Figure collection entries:
***

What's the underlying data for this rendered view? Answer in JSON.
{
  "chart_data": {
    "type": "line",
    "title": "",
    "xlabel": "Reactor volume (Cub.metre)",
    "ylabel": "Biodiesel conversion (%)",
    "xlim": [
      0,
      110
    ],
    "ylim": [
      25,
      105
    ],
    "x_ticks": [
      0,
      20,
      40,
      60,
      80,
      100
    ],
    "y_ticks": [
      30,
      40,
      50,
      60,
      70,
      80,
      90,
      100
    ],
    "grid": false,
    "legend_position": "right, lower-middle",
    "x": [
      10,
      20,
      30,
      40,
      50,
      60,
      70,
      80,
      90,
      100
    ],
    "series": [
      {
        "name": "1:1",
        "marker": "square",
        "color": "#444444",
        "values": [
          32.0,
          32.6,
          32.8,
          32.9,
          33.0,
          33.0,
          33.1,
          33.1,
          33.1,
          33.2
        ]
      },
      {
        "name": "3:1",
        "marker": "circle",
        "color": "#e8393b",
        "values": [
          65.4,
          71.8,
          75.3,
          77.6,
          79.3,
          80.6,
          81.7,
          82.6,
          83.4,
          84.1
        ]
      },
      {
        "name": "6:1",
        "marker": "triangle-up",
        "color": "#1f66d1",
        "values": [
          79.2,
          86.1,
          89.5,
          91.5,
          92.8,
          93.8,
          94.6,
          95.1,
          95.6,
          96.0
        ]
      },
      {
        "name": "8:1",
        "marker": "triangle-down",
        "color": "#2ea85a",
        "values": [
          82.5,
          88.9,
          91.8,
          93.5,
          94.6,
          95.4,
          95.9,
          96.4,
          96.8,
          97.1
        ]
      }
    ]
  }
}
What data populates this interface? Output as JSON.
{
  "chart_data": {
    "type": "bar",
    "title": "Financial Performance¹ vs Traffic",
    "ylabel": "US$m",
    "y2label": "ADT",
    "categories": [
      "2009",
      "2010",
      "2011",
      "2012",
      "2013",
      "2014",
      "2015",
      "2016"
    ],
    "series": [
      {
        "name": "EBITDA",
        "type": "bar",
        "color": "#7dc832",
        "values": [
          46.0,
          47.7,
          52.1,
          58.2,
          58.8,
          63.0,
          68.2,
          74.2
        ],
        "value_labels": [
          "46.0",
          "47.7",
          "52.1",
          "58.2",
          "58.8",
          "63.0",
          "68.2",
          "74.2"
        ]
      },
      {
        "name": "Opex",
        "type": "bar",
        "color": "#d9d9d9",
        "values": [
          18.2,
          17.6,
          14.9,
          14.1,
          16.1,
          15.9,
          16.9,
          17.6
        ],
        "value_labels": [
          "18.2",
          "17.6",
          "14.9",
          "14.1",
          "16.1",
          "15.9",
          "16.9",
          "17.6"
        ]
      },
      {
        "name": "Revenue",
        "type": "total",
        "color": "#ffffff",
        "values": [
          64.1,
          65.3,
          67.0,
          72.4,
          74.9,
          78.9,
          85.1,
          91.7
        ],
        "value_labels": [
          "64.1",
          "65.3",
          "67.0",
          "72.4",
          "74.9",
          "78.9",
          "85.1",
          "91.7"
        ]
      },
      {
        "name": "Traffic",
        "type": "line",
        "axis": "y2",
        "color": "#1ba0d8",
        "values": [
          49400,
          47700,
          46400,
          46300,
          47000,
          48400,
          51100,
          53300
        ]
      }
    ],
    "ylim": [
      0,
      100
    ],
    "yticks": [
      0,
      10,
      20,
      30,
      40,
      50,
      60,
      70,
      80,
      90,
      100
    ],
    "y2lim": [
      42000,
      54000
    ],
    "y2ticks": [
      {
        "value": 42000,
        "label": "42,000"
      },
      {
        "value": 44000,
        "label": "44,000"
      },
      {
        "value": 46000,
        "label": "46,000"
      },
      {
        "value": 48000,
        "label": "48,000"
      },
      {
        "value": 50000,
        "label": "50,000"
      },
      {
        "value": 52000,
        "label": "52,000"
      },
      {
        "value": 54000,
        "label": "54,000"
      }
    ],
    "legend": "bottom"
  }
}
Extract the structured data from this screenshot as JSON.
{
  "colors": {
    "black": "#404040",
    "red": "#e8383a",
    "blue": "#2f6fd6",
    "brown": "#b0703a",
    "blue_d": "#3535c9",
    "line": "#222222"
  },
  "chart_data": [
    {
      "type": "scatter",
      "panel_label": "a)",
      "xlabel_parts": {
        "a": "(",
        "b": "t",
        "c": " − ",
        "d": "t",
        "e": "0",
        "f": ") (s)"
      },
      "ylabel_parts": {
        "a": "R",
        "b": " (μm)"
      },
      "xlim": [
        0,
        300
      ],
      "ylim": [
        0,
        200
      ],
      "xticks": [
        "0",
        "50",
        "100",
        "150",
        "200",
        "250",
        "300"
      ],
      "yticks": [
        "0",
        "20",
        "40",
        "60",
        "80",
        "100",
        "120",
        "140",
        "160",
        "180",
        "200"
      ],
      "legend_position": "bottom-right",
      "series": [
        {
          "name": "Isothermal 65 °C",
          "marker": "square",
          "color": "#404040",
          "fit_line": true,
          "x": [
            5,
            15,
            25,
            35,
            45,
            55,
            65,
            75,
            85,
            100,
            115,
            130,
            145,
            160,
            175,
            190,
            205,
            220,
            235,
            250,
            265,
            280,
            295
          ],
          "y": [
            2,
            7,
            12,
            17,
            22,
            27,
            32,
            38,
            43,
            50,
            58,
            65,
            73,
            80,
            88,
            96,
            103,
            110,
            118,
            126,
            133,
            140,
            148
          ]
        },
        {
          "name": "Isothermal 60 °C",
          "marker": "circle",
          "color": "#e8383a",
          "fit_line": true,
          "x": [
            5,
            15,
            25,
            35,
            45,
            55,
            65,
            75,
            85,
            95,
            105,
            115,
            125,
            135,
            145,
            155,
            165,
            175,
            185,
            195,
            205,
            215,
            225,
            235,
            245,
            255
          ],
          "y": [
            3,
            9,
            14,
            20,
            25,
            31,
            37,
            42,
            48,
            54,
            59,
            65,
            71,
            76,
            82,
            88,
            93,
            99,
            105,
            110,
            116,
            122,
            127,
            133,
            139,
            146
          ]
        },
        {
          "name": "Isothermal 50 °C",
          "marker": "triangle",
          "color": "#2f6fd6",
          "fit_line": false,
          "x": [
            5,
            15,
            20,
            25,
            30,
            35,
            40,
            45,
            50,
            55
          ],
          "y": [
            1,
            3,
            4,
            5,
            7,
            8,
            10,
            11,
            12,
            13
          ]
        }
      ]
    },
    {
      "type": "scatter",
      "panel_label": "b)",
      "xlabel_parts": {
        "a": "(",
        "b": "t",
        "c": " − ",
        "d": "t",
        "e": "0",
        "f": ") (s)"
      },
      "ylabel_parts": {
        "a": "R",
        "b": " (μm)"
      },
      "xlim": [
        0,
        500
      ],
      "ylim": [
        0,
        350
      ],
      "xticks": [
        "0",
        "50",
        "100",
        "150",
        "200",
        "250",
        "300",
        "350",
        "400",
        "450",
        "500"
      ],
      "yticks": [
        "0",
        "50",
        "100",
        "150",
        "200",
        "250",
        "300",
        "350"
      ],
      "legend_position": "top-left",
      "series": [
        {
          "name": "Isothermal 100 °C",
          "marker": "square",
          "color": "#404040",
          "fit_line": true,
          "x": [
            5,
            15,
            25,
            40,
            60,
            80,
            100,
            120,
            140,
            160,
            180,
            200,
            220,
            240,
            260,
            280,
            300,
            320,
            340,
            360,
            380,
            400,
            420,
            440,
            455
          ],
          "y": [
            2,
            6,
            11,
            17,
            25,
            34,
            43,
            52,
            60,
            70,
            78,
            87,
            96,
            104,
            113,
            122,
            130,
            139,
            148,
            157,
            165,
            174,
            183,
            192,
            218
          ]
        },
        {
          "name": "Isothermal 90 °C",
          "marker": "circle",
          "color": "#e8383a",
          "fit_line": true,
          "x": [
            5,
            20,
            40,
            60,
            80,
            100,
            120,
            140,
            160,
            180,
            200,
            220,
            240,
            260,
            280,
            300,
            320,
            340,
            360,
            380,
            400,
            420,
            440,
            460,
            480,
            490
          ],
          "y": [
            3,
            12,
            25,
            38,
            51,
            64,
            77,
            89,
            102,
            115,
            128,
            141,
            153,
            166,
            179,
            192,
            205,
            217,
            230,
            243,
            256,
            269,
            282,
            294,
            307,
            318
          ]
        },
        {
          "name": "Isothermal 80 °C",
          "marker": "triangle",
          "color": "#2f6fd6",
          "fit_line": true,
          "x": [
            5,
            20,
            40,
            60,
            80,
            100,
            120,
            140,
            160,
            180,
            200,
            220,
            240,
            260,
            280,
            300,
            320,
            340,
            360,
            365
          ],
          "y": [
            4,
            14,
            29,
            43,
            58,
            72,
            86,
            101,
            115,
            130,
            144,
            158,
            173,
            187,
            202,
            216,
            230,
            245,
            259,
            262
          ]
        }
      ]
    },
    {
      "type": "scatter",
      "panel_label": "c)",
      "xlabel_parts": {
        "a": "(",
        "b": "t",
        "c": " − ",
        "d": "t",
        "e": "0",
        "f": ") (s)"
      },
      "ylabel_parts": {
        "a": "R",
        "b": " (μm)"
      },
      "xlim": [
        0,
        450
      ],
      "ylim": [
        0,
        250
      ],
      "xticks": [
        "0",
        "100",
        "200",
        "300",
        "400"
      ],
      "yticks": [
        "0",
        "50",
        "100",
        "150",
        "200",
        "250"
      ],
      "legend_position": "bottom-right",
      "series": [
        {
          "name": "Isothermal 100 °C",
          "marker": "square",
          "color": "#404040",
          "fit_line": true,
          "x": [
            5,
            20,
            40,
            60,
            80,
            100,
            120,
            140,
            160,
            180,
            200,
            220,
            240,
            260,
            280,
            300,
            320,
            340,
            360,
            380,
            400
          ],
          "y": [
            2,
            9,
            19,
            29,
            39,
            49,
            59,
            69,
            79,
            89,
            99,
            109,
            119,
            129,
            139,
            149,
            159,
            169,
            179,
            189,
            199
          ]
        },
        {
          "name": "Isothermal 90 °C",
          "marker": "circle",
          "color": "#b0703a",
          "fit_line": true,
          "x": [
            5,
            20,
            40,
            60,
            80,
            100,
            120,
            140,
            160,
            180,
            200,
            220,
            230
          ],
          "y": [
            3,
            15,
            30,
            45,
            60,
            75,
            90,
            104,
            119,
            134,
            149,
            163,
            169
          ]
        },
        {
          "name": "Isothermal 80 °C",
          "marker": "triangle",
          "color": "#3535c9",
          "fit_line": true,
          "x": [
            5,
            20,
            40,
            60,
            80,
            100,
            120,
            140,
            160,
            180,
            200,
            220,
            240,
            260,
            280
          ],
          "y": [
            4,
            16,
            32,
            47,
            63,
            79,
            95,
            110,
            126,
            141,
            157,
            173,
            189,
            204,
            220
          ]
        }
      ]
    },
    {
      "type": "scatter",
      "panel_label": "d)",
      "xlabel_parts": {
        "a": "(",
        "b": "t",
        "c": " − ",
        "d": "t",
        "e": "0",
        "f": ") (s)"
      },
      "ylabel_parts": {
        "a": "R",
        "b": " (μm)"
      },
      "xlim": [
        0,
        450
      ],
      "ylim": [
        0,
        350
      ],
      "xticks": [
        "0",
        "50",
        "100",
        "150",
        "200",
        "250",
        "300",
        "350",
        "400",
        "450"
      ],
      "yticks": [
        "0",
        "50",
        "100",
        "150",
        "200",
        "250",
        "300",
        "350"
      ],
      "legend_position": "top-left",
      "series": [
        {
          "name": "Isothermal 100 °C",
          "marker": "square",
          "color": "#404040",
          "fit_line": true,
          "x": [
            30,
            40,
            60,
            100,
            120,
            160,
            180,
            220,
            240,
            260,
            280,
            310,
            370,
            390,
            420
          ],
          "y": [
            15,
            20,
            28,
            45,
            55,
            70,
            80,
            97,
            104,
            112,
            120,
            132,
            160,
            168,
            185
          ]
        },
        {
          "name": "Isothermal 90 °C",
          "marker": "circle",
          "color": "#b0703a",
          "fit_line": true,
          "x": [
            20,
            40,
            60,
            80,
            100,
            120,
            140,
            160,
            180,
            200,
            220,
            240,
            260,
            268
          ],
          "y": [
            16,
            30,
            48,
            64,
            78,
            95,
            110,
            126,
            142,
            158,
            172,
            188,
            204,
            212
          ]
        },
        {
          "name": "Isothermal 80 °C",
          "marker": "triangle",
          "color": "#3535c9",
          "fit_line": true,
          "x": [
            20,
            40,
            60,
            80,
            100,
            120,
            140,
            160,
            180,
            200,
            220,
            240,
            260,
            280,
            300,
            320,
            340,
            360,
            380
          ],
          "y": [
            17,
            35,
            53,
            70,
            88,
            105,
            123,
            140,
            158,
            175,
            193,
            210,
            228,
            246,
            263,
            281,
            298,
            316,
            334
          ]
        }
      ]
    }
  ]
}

***

Filter out all lines lacking the word "What" and copy the rest.

*Solution below:*
What's the underlying data for this rendered view? Answer in JSON.
What data populates this interface? Output as JSON.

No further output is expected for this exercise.